**Excerpt:**
# # # # # # #
There are two main steps in the adversarial learning-assisted knowledge distillation stage. The first step is the offline training of the heavyweight neural network model, which is called the teacher model. In this work, the teacher model is the foregoing neural network trained with lifelong learning, which has a larger structure than the student model due to the need to handle multiple channel monitoring tasks. The Stokes sectional images with OSNR labels of the received signals in each channel have been collected for the training of the teacher model. And the trained teacher model is capable of recognizing the modulation format and estimating the OSNR values with sufficient training samples in preparation for the knowledge transfer to the student model. After the offline training, the knowledge from the teacher model is extracted in the form of logits, guiding the training of the student model during the distillation procedure [22]. A serviceable student model can be obtained under the guidance of the teacher model to gain considerable accuracy. Supervisory signals from the teacher model can help the student model imitate the behavior of the teacher model. As a result, the performance of the student model relies on the teacher model to a great extent.
# # # # # # #
**Your instructions:** According to the excerpt on knowledge distillation, why is the teacher model built with a larger structure than the student model? Answer in one to three sentences.
# # # # # # #
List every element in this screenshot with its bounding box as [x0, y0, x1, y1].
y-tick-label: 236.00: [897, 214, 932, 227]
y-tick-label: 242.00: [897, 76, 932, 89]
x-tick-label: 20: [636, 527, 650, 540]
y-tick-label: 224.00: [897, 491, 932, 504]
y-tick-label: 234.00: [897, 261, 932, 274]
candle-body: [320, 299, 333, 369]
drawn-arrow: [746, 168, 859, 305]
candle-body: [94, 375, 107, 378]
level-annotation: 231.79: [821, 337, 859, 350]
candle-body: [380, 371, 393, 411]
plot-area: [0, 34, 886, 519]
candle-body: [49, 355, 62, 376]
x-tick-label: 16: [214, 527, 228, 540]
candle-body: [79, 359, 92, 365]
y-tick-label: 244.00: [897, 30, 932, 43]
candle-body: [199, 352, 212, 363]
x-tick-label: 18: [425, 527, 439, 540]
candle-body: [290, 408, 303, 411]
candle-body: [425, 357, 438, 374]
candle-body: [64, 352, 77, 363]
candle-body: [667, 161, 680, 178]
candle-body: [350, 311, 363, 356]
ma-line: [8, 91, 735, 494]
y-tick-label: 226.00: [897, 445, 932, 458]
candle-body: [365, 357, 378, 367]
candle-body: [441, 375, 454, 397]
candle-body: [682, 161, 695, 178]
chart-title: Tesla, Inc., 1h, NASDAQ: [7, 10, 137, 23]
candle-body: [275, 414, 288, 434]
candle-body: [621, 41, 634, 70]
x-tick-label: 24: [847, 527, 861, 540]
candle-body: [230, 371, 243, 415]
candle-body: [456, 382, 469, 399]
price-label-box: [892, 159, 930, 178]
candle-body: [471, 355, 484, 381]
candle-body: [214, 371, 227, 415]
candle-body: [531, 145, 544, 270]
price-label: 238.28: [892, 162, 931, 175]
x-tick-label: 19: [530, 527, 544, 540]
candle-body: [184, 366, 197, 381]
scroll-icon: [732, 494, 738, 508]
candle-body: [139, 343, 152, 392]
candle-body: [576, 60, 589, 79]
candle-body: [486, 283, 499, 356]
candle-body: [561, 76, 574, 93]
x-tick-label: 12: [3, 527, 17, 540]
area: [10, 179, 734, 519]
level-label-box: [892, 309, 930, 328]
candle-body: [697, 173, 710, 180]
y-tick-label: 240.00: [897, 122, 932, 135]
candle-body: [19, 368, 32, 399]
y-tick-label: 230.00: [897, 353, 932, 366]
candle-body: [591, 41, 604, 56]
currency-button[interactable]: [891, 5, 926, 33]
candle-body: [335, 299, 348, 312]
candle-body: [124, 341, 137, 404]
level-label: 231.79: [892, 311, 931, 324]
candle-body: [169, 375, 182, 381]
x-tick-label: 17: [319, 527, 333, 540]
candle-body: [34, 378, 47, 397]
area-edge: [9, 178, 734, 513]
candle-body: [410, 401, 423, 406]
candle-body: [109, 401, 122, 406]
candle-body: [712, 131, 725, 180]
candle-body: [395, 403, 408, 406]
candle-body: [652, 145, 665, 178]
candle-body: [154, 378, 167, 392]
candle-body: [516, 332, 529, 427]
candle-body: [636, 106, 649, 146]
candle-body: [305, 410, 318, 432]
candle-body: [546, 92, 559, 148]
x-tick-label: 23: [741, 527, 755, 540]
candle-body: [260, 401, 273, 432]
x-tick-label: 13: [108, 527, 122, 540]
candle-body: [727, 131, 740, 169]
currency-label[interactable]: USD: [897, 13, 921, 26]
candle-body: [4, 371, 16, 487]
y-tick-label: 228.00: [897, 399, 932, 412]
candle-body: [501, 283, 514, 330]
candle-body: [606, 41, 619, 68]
# # # # # # #
**Answer to this exercise:** The teacher model is larger because it has to handle multiple channel monitoring tasks. It is the network trained with lifelong learning, covering the signals from each channel.